#### Exercise
Gather every line of the entries that includes the word "sperm".
_ _ _ _ _
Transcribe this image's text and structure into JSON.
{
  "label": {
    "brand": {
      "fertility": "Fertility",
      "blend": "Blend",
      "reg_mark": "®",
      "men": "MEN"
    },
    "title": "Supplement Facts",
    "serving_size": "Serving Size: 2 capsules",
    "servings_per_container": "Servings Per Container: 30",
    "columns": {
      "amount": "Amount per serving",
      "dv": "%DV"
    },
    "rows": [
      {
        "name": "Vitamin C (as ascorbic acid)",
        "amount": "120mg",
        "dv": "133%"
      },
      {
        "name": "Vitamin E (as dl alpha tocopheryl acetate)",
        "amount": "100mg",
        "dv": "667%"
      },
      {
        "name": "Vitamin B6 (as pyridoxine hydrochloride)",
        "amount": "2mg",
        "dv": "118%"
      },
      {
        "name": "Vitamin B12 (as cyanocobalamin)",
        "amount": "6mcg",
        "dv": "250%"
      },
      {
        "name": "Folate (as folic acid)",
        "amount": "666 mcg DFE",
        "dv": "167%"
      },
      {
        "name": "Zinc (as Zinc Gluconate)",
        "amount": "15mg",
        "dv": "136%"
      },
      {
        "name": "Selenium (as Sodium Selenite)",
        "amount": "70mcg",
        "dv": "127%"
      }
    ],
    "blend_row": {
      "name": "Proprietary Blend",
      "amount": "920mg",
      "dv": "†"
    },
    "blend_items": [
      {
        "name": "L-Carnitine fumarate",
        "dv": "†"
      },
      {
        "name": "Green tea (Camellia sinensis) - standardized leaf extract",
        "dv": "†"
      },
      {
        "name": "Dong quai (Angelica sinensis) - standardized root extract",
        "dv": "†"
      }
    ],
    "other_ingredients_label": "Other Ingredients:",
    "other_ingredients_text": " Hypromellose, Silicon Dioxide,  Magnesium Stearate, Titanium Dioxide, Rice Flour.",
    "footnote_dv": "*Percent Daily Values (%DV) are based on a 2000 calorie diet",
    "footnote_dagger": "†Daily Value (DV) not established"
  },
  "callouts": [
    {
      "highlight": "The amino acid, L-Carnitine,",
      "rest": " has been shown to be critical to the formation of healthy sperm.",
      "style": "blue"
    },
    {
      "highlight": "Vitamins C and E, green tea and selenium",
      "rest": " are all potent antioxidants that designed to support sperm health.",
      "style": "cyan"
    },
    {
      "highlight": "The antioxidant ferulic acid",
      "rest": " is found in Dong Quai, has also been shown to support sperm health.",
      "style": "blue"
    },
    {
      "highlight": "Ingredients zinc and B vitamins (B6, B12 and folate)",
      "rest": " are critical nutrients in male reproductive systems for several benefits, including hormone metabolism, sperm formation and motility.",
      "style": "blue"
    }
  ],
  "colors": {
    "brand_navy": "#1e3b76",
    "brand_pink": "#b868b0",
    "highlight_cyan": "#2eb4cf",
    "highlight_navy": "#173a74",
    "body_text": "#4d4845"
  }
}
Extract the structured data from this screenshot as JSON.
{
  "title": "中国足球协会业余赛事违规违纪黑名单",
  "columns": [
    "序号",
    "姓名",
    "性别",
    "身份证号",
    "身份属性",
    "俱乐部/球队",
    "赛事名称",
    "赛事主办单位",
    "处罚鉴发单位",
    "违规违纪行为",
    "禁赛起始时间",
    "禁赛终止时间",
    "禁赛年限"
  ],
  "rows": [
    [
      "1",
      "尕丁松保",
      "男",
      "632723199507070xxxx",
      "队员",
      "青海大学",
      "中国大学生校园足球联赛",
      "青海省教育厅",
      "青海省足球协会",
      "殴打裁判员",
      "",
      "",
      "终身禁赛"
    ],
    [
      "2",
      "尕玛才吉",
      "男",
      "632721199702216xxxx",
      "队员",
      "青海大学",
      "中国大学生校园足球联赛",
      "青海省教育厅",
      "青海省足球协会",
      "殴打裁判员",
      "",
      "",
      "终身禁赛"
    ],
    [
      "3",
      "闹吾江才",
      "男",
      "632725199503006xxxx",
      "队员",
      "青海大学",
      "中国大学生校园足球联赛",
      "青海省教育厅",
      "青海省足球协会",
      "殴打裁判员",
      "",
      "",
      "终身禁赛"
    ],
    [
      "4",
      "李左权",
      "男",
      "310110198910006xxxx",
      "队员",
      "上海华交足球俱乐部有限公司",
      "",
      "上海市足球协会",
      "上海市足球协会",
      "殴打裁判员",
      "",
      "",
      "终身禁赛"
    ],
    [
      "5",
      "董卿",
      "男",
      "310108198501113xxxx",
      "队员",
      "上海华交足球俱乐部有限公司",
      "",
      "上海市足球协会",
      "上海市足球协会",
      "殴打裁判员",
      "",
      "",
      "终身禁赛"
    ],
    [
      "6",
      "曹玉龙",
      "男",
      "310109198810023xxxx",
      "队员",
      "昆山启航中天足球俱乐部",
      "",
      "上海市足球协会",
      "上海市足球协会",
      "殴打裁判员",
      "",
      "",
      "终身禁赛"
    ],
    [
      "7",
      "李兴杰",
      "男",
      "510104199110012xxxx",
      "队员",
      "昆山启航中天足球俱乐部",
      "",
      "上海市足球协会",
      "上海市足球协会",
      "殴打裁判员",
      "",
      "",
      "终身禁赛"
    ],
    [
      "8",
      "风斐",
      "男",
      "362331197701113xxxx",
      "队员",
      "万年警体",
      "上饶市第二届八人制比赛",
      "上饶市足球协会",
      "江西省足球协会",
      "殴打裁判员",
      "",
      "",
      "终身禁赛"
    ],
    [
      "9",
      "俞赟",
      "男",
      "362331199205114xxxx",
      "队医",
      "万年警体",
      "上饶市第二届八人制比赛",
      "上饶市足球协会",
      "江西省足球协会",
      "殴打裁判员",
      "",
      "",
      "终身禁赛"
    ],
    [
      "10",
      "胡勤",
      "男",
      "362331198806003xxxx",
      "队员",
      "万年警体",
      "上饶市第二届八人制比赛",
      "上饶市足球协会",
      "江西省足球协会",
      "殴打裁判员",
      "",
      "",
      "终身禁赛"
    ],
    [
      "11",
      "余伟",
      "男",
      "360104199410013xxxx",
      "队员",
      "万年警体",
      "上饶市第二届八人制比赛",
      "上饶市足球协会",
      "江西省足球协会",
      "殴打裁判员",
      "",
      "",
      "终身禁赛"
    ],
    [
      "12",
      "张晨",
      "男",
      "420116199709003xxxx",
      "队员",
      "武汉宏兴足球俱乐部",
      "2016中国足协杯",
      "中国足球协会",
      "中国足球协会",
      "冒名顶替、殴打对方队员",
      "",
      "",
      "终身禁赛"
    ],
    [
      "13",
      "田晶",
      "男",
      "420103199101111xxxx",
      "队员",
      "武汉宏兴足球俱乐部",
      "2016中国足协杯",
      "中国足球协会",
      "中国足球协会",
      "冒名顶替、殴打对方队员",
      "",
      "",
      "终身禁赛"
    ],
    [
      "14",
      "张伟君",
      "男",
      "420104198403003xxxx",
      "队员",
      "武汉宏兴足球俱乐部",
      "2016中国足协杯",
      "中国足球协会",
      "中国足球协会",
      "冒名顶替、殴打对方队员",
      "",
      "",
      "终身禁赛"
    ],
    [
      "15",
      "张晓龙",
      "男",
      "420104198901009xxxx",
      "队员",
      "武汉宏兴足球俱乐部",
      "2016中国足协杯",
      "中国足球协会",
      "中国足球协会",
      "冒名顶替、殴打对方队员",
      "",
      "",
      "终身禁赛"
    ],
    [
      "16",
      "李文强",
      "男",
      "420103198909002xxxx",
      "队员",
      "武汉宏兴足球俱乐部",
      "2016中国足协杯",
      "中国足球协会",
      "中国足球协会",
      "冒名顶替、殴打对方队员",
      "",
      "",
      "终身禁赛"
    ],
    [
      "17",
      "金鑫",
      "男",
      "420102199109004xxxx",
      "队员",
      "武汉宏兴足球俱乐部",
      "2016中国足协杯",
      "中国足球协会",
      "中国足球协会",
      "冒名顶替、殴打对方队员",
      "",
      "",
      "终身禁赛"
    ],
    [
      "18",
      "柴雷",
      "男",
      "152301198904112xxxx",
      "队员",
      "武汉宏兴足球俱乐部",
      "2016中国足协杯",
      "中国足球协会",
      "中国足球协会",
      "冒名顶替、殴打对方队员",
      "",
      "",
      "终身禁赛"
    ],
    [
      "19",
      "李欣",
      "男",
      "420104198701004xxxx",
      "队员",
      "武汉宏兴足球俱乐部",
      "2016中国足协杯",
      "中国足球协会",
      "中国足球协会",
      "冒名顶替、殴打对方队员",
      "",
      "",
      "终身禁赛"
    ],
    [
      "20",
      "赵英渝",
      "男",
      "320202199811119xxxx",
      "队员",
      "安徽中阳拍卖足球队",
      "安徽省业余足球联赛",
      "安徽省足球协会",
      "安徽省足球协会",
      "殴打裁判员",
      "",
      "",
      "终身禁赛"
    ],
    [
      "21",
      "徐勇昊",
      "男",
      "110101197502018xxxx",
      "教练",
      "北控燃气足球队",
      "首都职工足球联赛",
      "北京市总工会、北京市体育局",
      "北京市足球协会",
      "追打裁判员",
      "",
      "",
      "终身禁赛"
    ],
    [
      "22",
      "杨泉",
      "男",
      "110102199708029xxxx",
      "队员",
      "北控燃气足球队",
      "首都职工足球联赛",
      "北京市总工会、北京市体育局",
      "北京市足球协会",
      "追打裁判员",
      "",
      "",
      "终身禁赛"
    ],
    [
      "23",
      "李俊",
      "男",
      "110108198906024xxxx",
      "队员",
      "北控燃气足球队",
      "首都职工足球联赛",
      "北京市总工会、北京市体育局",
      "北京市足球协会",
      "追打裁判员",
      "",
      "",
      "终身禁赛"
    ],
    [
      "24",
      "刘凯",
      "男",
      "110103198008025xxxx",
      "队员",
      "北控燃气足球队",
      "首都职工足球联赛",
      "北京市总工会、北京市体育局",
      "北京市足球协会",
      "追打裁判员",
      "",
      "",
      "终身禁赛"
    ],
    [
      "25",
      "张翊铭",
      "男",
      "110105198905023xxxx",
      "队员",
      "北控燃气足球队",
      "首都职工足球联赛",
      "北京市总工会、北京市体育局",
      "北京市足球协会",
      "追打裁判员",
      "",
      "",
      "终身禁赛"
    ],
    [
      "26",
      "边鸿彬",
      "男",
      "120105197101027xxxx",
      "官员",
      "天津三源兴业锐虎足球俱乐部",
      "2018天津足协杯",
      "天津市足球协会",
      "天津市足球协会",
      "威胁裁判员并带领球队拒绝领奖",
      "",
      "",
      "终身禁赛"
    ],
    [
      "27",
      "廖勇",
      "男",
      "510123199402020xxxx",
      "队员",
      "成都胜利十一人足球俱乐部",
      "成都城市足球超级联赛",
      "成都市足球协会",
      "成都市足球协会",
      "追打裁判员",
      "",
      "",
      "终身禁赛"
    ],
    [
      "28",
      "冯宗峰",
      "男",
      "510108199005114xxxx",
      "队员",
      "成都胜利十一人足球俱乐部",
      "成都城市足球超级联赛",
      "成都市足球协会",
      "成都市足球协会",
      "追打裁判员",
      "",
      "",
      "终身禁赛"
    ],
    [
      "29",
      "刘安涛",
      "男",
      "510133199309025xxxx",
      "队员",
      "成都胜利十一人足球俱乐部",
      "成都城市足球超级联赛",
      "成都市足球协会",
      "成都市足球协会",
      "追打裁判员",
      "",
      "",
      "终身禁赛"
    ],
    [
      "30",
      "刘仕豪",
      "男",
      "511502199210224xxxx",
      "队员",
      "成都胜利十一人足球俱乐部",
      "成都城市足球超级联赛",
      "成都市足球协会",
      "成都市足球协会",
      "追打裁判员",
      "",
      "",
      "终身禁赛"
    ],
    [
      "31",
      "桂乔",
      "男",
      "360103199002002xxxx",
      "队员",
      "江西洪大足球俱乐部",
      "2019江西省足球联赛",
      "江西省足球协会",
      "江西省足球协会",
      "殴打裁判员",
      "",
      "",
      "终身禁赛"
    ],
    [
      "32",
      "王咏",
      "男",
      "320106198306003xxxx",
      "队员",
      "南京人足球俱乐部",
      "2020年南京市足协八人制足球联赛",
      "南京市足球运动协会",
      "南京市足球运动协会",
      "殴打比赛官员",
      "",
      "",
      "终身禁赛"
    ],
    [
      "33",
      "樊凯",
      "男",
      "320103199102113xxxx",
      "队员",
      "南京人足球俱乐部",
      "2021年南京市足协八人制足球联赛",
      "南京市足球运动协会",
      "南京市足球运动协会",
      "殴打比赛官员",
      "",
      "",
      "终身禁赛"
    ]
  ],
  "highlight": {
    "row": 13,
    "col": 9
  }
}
_ _ _ _ _
#### Reply to the exercise
      "rest": " has been shown to be critical to the formation of healthy sperm.",
      "rest": " are all potent antioxidants that designed to support sperm health.",
      "rest": " is found in Dong Quai, has also been shown to support sperm health.",
      "rest": " are critical nutrients in male reproductive systems for several benefits, including hormone metabolism, sperm formation and motility.",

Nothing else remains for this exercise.